--- BEGIN RECORDS PROVIDED ---
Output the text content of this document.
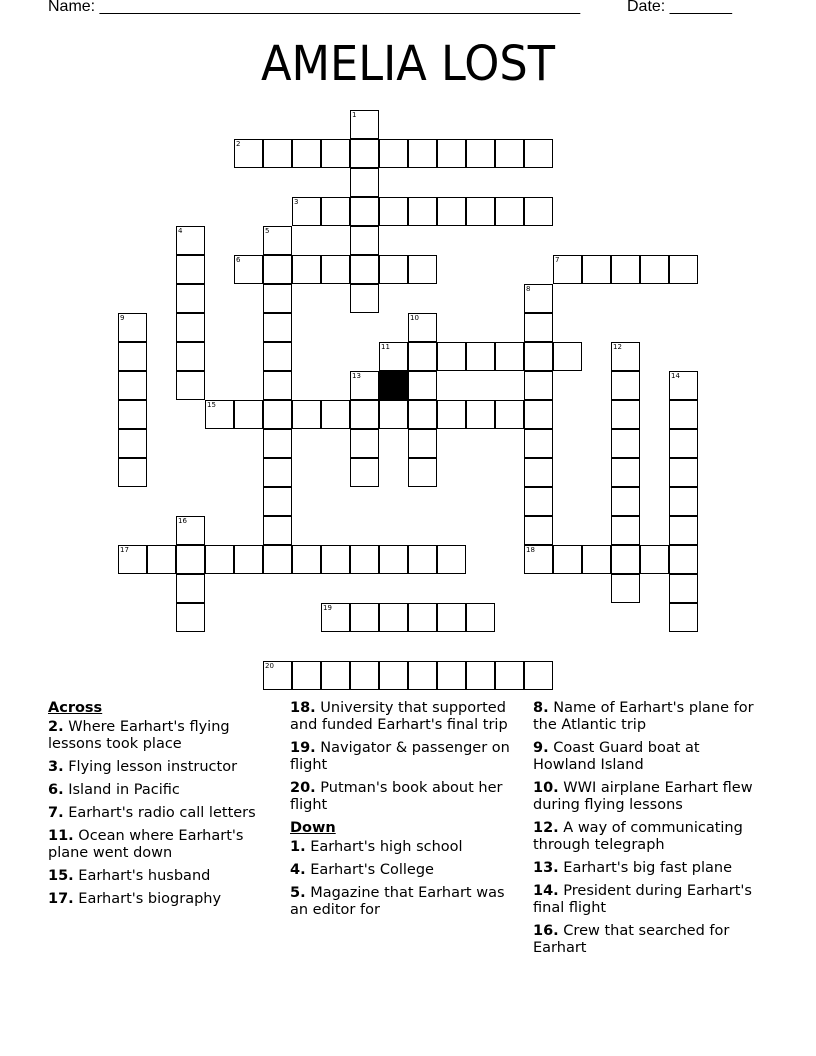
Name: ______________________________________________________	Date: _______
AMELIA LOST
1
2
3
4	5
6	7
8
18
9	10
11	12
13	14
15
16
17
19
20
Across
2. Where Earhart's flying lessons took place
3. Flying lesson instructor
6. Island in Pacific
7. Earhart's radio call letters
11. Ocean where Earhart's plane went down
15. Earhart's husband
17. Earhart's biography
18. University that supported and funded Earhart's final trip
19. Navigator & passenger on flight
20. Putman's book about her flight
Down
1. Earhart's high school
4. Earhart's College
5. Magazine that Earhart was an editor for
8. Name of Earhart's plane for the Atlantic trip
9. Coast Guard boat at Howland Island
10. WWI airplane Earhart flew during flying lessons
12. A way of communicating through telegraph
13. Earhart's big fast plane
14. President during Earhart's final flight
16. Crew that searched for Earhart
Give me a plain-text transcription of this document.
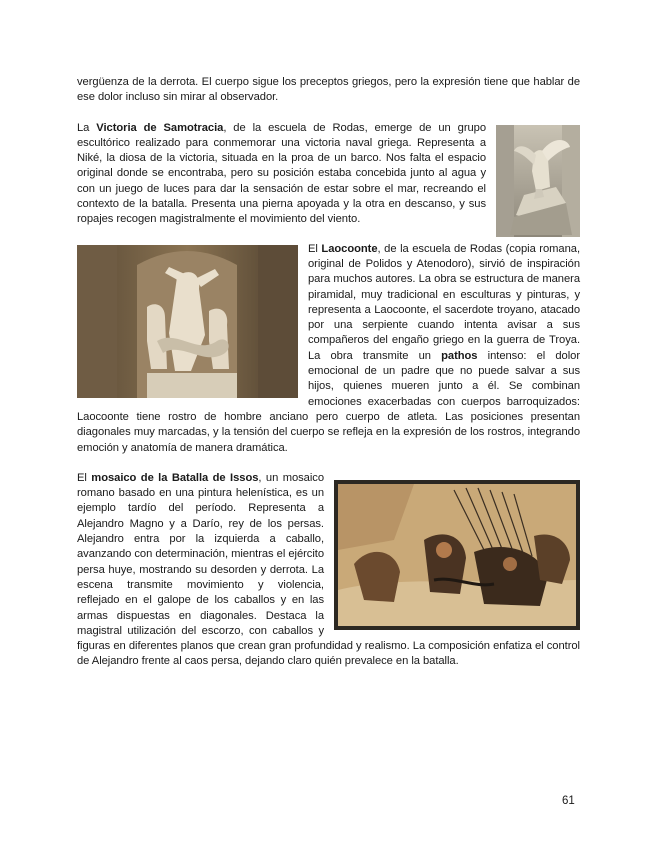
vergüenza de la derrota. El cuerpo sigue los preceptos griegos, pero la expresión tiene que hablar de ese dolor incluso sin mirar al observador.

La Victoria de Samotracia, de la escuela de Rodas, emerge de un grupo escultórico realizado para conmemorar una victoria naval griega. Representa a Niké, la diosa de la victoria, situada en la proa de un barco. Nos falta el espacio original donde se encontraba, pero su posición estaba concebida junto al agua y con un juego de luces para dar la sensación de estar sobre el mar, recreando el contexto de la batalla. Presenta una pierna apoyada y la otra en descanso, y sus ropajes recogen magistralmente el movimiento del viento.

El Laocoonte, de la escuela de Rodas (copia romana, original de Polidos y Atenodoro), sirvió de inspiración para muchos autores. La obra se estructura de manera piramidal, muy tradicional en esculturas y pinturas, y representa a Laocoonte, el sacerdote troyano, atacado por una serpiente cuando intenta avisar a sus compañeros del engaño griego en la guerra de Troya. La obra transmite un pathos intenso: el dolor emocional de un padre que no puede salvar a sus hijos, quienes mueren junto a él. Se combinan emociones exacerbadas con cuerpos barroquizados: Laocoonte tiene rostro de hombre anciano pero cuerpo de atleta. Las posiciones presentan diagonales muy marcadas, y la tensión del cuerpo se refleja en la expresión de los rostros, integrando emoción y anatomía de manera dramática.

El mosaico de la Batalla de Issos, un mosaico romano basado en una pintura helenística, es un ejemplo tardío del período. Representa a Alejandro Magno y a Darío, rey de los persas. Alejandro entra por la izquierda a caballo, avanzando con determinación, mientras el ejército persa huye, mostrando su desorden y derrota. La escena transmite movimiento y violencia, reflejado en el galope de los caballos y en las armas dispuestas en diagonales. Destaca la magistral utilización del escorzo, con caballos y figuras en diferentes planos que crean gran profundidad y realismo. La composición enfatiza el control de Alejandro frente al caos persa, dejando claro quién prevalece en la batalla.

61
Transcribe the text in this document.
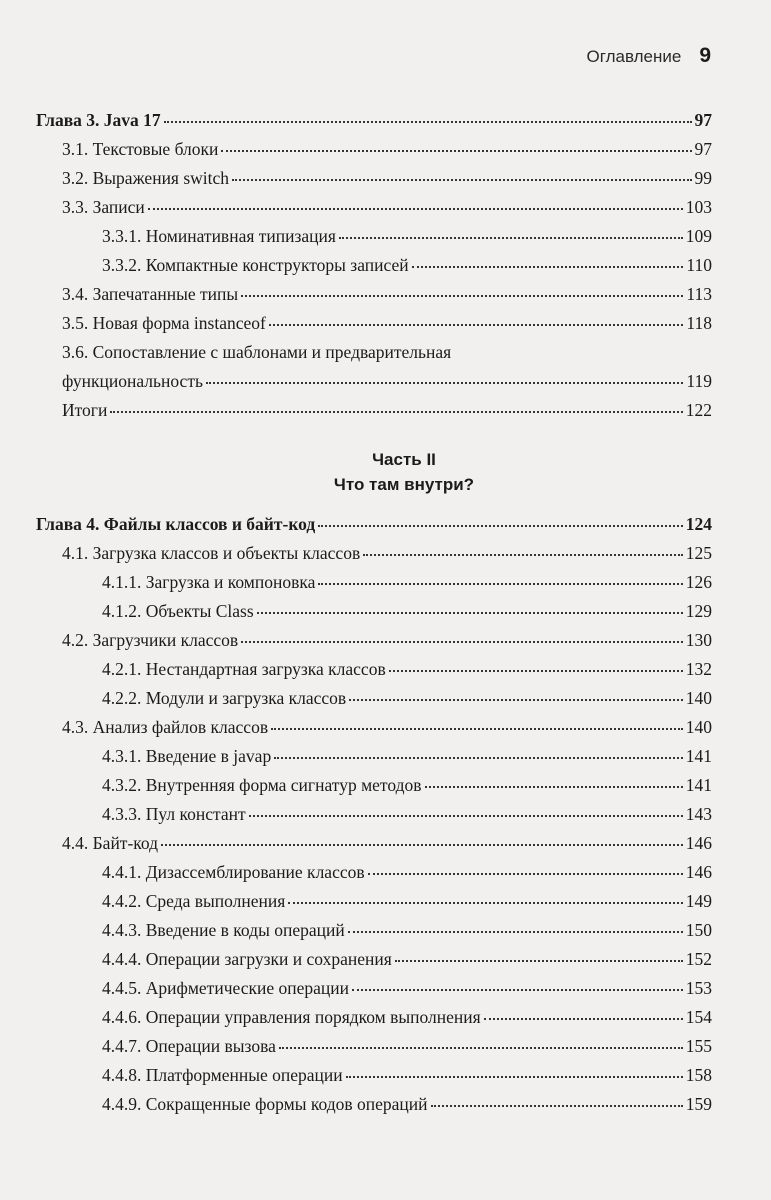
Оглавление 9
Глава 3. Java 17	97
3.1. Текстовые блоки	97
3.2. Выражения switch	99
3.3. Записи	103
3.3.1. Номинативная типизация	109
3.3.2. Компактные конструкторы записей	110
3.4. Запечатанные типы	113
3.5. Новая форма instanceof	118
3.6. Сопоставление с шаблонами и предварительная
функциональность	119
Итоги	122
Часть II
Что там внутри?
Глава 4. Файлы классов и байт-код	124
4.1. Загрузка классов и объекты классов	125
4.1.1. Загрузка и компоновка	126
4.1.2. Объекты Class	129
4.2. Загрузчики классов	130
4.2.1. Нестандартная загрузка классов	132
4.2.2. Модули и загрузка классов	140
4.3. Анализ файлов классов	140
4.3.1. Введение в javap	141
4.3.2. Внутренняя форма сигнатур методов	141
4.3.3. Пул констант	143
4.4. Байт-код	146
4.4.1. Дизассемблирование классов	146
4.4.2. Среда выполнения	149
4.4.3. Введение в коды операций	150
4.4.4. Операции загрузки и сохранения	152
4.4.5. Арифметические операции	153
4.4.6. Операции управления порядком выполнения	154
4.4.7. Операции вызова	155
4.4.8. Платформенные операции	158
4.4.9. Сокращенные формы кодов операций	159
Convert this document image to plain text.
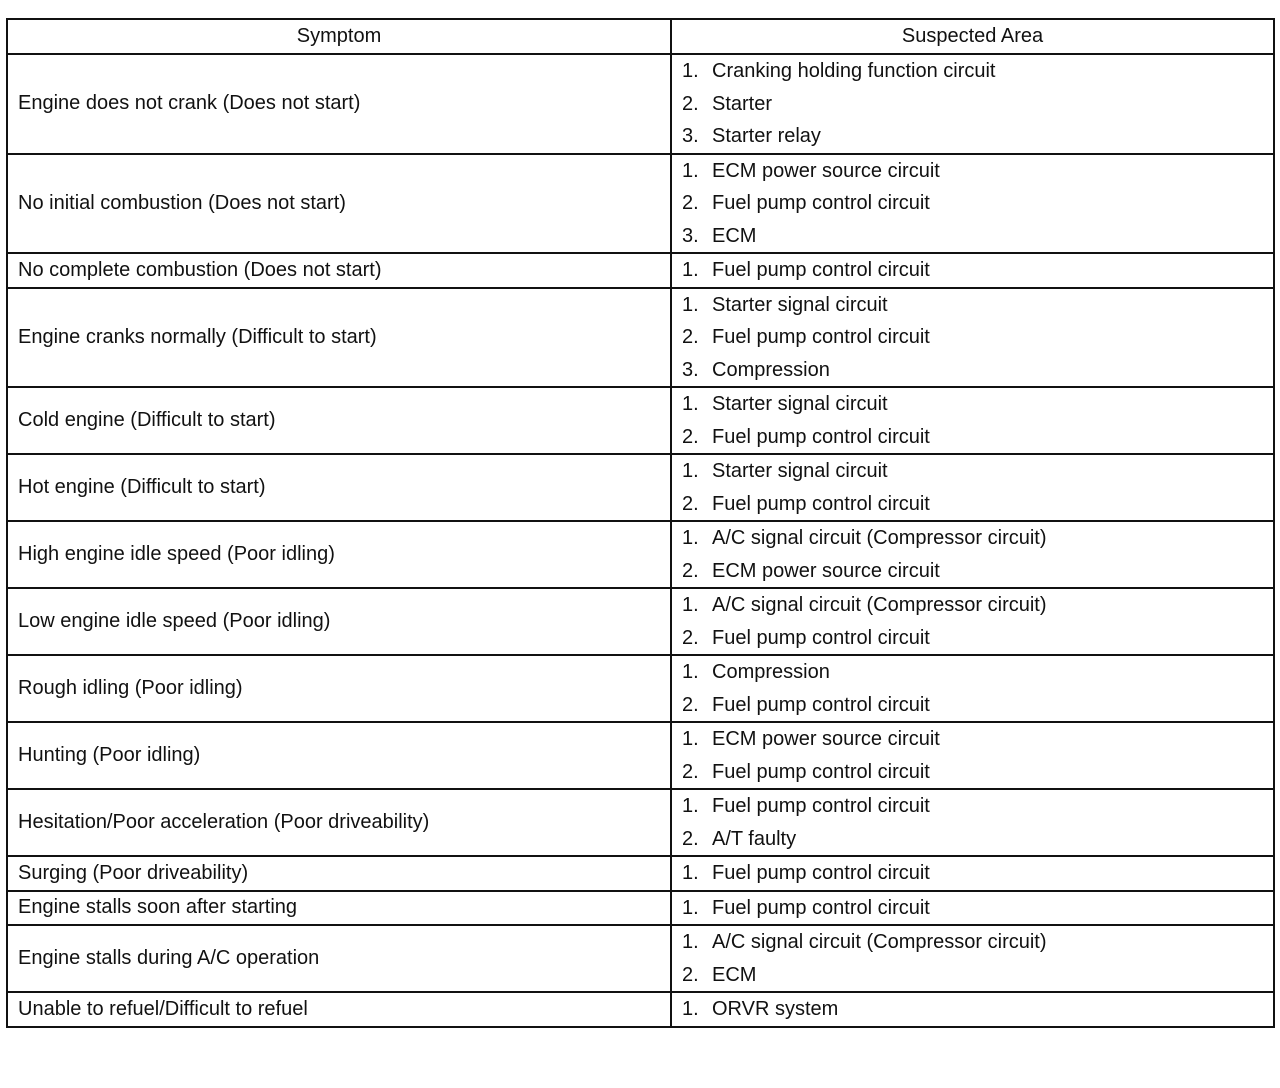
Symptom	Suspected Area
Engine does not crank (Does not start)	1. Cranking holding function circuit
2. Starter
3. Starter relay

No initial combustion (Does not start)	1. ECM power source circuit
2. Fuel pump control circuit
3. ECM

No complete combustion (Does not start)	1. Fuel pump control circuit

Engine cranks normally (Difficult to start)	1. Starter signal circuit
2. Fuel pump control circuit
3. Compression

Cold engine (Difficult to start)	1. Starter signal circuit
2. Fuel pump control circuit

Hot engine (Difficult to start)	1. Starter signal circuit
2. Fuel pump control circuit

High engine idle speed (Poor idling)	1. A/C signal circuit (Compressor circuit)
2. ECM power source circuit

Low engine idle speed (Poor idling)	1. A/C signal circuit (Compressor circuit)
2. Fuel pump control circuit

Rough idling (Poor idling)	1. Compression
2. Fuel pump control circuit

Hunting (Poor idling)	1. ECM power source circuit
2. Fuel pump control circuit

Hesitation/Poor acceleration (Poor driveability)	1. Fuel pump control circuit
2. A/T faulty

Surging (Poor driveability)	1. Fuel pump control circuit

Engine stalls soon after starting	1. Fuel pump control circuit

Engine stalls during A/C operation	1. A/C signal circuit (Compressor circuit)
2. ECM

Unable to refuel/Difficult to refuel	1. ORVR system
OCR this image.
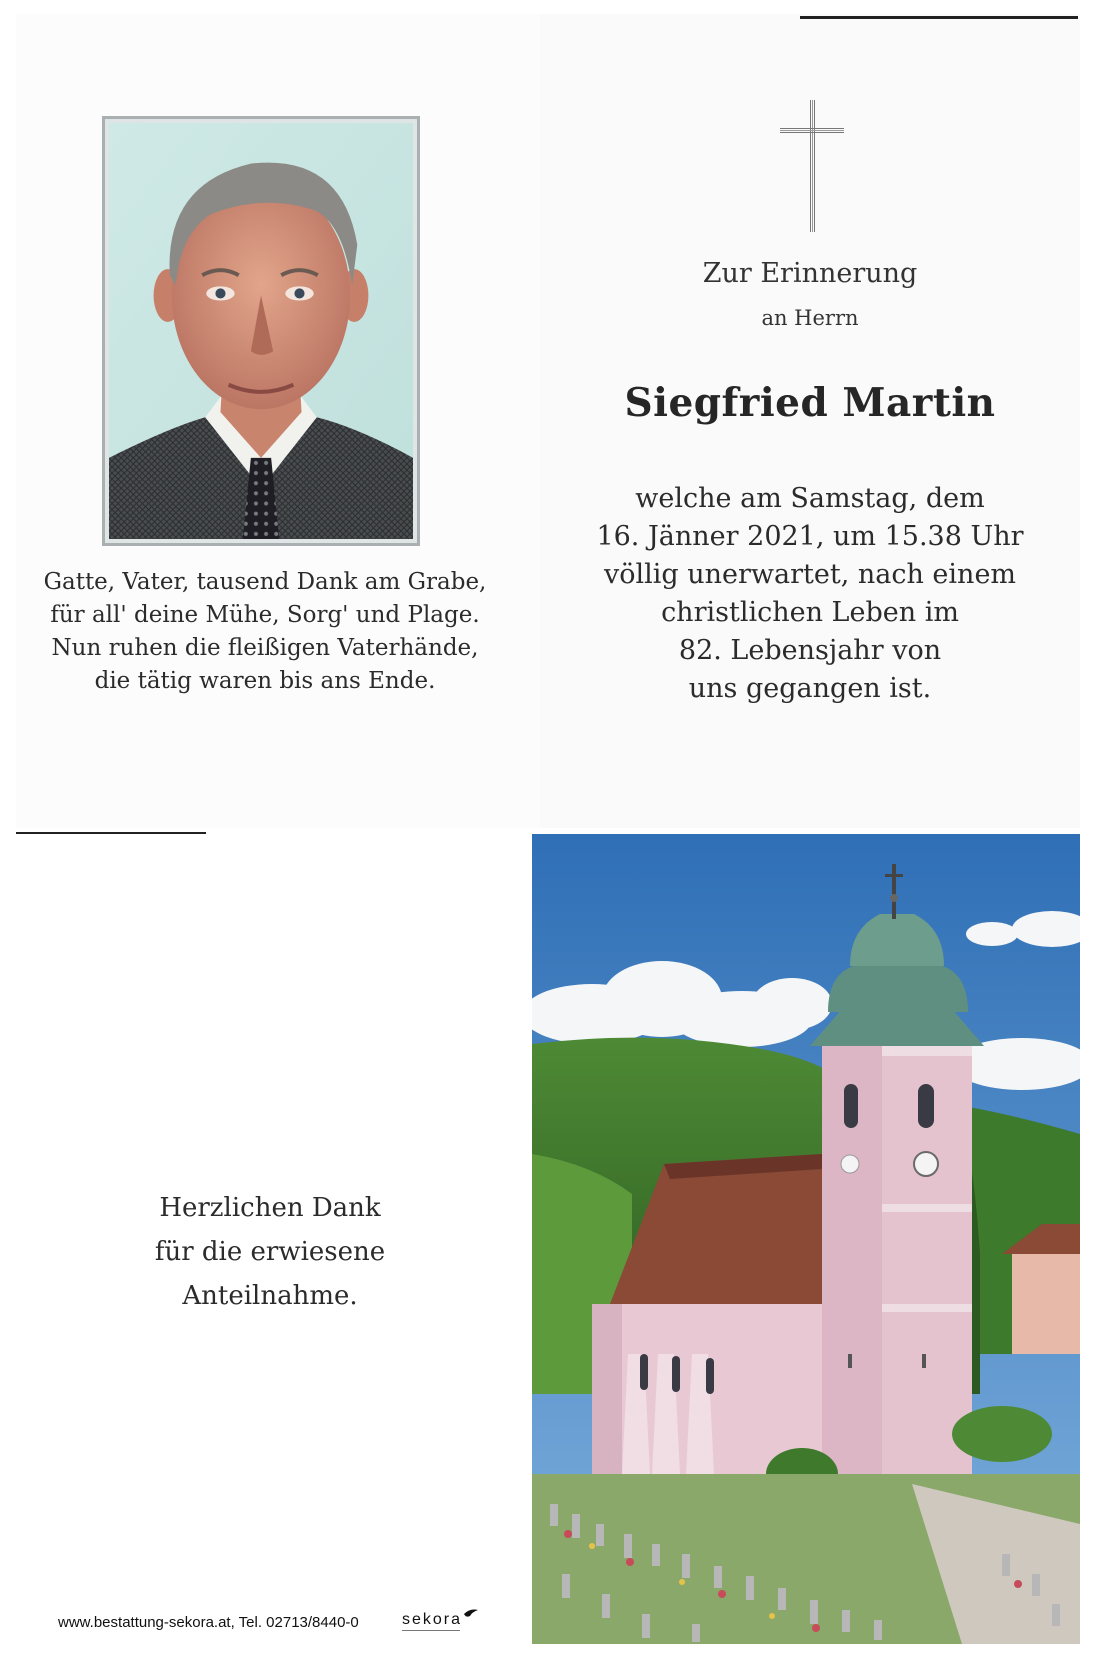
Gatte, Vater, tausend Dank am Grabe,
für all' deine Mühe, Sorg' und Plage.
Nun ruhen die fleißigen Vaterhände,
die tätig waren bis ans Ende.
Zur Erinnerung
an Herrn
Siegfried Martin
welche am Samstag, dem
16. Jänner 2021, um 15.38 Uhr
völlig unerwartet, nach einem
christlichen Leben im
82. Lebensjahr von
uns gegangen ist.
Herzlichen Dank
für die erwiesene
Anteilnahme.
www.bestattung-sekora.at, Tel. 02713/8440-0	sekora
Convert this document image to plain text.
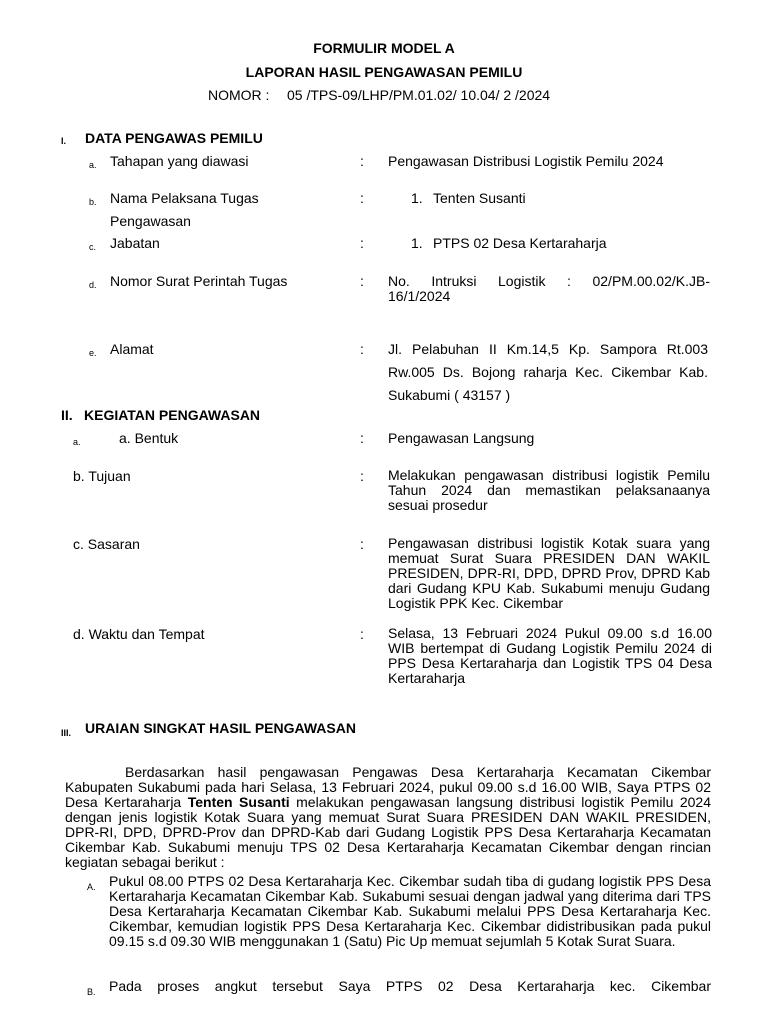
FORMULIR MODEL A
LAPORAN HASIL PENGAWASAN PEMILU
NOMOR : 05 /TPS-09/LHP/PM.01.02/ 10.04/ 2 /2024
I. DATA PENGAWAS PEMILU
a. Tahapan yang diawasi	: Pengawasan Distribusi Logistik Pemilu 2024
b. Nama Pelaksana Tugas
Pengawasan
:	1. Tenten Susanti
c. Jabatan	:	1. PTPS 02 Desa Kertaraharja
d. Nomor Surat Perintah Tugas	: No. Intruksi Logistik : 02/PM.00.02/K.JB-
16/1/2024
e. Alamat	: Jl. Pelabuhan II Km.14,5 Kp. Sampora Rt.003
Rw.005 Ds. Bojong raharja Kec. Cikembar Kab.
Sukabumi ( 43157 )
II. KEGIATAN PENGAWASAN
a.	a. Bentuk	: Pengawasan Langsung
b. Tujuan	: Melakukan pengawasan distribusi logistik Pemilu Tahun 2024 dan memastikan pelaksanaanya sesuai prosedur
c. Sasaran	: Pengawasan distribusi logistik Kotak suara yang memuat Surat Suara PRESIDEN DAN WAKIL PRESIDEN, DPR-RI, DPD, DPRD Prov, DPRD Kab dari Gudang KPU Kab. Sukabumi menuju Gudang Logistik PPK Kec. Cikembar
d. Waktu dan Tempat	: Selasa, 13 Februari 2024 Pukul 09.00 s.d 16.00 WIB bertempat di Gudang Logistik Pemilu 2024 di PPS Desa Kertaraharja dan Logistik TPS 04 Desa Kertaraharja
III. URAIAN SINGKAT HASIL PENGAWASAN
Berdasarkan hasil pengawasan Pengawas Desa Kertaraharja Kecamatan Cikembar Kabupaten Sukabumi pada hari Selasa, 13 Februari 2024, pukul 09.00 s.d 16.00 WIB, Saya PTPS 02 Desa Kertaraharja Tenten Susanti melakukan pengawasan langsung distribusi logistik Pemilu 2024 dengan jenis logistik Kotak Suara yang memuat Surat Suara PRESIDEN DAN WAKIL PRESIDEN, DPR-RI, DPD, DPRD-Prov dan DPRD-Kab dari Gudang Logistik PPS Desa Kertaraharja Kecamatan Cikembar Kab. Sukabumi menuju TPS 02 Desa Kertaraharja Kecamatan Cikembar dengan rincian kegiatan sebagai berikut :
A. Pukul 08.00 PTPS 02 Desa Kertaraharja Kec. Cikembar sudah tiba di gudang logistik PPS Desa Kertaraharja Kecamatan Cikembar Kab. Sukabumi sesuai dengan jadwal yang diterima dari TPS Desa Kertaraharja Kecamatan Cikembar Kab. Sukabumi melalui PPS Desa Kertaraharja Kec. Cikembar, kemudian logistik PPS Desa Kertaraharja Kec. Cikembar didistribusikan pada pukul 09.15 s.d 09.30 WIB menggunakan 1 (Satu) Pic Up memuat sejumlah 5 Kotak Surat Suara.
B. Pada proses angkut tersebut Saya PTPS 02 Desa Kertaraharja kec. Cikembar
--- END RECORDS PROVIDED ---
(WHAT NEEDS TO BE DONE):
Search the entries for the word "классов" and pick out every line that holds it.

(WRITTEN SOLUTION):
Глава 4. Файлы классов и байт-код	124
4.1. Загрузка классов и объекты классов	125
4.2. Загрузчики классов	130
4.2.1. Нестандартная загрузка классов	132
4.2.2. Модули и загрузка классов	140
4.3. Анализ файлов классов	140
4.4.1. Дизассемблирование классов	146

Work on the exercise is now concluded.